▶ SHORT EXERCISE
From the entries that follow, list every line in which the string "kıymetli" appears.

■ ■ ■

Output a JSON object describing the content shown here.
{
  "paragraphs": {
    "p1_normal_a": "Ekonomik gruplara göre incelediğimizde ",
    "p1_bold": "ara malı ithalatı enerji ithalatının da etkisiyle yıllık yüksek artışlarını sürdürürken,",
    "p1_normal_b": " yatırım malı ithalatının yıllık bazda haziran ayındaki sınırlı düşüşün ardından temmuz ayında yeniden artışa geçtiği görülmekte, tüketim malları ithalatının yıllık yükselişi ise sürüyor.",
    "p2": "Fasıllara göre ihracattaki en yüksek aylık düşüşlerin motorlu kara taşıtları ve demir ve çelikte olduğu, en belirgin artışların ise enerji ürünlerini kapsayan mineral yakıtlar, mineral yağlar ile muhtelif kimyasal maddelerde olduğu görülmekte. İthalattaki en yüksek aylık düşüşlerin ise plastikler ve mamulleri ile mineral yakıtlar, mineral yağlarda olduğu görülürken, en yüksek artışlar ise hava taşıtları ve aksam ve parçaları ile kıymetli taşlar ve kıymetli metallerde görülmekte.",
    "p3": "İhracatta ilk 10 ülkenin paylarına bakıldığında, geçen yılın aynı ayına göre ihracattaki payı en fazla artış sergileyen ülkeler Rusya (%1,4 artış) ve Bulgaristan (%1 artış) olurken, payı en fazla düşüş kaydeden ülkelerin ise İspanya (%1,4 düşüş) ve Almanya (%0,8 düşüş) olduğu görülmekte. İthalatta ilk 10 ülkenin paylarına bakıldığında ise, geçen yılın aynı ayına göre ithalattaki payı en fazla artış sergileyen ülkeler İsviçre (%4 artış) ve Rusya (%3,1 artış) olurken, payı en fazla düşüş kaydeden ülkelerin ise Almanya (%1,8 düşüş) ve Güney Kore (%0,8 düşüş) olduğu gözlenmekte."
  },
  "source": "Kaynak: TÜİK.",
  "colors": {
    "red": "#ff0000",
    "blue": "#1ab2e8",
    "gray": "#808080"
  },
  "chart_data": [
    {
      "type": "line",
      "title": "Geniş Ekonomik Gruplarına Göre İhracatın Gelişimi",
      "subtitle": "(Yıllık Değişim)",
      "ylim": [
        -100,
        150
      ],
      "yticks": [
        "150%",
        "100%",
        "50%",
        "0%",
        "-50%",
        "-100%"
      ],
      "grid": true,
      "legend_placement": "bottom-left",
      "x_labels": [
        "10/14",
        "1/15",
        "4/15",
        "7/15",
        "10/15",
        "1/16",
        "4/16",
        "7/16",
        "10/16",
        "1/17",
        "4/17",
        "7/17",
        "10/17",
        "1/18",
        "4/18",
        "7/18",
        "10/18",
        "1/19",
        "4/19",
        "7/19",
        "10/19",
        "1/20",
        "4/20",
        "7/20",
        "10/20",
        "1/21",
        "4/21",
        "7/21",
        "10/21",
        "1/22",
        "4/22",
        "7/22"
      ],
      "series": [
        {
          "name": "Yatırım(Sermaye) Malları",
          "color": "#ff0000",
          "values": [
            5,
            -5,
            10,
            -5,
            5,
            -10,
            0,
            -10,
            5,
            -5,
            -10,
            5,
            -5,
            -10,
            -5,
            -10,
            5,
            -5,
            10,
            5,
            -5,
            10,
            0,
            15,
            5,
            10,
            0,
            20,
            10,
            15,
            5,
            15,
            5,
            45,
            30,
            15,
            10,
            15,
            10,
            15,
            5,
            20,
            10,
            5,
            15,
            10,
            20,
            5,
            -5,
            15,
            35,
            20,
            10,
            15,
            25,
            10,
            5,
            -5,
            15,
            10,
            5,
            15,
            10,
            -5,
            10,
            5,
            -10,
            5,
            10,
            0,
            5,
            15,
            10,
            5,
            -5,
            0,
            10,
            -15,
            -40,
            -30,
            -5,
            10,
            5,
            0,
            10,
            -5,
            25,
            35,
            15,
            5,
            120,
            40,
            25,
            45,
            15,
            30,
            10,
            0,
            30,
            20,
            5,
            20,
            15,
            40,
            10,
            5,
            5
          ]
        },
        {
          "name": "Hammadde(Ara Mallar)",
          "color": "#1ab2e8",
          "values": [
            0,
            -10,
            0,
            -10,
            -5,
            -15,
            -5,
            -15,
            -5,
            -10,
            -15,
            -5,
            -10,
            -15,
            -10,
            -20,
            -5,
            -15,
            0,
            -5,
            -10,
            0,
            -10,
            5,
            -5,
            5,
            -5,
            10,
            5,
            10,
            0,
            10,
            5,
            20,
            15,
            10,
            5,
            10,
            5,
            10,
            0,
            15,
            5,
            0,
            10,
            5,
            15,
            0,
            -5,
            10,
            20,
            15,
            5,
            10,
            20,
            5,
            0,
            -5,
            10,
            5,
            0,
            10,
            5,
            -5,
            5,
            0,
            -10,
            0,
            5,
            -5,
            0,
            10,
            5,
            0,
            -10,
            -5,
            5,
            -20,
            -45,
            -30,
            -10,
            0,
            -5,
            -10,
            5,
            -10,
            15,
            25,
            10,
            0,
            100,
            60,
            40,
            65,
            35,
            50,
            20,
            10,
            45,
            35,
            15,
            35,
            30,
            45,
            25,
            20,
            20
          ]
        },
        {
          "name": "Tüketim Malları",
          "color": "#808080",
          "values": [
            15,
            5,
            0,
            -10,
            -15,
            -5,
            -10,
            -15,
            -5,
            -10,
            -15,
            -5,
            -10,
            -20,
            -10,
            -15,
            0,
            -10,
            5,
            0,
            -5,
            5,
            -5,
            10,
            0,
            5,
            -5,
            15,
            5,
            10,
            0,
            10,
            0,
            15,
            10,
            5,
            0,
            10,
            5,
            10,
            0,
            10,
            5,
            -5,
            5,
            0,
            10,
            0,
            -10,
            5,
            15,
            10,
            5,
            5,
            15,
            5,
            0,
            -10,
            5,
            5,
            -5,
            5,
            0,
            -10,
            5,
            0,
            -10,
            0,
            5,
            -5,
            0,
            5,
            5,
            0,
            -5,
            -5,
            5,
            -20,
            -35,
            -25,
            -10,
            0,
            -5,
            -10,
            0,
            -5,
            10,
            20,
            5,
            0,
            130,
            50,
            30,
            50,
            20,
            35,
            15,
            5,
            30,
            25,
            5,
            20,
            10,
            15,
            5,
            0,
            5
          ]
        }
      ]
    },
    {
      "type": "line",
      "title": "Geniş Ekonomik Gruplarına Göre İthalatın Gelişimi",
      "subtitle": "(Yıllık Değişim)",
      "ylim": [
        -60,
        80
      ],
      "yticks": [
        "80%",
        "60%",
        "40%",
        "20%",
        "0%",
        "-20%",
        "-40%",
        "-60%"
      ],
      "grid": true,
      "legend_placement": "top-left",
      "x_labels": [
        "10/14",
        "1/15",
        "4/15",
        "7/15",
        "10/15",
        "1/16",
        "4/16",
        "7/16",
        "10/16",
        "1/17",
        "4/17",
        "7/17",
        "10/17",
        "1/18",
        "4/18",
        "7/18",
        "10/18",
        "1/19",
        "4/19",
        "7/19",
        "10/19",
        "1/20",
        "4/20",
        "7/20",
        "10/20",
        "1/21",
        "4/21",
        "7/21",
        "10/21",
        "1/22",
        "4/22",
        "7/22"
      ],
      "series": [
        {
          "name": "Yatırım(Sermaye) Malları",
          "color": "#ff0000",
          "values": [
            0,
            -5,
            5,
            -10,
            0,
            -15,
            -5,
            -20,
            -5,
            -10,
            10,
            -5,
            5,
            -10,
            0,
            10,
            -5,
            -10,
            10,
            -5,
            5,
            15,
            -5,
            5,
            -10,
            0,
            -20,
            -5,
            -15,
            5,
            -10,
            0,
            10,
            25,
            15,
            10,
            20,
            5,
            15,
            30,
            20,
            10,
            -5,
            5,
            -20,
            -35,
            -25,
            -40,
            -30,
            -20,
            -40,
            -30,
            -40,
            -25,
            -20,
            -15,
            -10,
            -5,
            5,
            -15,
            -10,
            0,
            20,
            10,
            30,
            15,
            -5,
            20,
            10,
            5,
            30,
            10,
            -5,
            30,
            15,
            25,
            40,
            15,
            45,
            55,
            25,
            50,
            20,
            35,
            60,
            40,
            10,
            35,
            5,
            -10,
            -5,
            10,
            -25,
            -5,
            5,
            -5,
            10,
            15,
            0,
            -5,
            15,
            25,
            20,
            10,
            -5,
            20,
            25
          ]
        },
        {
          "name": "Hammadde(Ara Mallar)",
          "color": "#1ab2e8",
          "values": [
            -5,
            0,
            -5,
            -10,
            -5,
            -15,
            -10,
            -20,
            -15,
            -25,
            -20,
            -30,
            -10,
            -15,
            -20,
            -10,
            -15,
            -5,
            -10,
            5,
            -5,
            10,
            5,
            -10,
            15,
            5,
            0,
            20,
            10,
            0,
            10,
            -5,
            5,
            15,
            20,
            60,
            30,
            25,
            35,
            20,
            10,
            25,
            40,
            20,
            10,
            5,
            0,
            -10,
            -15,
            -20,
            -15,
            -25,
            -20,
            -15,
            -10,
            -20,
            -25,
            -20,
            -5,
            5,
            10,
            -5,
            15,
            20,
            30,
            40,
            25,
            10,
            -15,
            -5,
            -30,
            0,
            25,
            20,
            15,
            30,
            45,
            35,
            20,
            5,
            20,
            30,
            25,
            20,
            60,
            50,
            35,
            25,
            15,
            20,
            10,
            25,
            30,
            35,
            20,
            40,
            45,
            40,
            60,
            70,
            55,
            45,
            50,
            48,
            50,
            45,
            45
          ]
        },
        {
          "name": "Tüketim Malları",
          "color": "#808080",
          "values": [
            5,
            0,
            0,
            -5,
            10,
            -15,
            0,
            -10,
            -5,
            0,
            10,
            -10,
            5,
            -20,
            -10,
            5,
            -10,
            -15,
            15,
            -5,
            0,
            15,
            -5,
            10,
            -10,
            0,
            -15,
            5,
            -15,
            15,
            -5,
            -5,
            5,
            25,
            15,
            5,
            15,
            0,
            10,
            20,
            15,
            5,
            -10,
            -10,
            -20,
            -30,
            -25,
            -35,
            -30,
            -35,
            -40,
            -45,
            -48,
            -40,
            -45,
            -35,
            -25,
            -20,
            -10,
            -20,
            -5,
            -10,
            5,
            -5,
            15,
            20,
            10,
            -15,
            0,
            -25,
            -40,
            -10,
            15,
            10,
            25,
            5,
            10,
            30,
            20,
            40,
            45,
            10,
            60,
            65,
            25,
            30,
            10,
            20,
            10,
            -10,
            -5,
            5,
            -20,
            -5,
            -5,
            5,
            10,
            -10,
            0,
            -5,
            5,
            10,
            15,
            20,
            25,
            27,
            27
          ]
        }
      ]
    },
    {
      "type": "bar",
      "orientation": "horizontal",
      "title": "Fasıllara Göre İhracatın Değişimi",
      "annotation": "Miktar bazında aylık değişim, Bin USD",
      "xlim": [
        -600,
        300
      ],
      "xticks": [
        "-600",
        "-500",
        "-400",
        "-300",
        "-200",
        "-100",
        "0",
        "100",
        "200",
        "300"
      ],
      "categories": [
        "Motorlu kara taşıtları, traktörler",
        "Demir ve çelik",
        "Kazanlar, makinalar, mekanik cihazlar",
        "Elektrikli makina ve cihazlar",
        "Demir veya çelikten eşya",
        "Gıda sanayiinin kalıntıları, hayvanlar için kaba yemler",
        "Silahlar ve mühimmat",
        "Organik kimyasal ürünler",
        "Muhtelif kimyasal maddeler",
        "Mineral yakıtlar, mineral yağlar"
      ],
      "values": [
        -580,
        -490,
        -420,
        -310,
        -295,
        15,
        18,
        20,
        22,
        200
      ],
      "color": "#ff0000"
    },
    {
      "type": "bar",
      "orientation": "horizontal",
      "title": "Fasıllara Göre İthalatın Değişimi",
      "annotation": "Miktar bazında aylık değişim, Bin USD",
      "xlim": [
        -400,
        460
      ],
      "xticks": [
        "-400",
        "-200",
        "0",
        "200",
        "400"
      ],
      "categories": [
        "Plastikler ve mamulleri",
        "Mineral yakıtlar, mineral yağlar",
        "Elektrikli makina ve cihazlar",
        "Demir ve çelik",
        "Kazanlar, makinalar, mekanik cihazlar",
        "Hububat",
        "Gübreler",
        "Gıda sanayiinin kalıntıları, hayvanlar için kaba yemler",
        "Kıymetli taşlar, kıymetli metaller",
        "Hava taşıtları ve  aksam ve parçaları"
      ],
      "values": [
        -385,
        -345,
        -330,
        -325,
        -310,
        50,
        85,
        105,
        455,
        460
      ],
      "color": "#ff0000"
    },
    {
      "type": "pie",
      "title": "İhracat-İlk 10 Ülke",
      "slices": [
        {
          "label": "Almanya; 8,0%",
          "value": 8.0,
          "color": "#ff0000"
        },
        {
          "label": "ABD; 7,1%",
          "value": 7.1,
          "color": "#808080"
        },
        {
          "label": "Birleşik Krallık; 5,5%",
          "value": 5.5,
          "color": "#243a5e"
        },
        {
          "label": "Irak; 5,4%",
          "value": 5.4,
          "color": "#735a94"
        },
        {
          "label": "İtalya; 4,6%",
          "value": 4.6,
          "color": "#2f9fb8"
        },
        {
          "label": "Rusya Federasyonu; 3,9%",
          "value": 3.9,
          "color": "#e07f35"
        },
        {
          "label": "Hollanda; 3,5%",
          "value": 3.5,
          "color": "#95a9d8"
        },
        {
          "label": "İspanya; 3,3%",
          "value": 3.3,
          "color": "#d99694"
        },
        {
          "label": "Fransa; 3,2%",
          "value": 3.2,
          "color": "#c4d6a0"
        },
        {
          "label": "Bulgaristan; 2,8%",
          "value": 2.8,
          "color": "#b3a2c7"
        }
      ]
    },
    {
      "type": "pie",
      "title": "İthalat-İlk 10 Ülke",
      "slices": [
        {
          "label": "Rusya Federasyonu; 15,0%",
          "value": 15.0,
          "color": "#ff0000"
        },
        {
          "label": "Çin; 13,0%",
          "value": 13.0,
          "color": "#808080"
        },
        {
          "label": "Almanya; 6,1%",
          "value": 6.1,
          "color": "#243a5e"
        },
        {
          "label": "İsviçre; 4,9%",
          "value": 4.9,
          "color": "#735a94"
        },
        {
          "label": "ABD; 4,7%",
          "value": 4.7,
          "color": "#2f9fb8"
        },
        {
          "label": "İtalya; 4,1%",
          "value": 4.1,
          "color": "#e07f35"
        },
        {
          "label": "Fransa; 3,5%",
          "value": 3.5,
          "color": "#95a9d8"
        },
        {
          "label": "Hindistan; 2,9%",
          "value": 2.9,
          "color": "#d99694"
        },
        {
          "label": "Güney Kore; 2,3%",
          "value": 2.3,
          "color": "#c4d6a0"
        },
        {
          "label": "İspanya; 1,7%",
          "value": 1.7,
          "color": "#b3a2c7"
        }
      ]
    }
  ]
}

■ ■ ■

▶ RESULT BELOW
    "p2": "Fasıllara göre ihracattaki en yüksek aylık düşüşlerin motorlu kara taşıtları ve demir ve çelikte olduğu, en belirgin artışların ise enerji ürünlerini kapsayan mineral yakıtlar, mineral yağlar ile muhtelif kimyasal maddelerde olduğu görülmekte. İthalattaki en yüksek aylık düşüşlerin ise plastikler ve mamulleri ile mineral yakıtlar, mineral yağlarda olduğu görülürken, en yüksek artışlar ise hava taşıtları ve aksam ve parçaları ile kıymetli taşlar ve kıymetli metallerde görülmekte.",
        "Kıymetli taşlar, kıymetli metaller",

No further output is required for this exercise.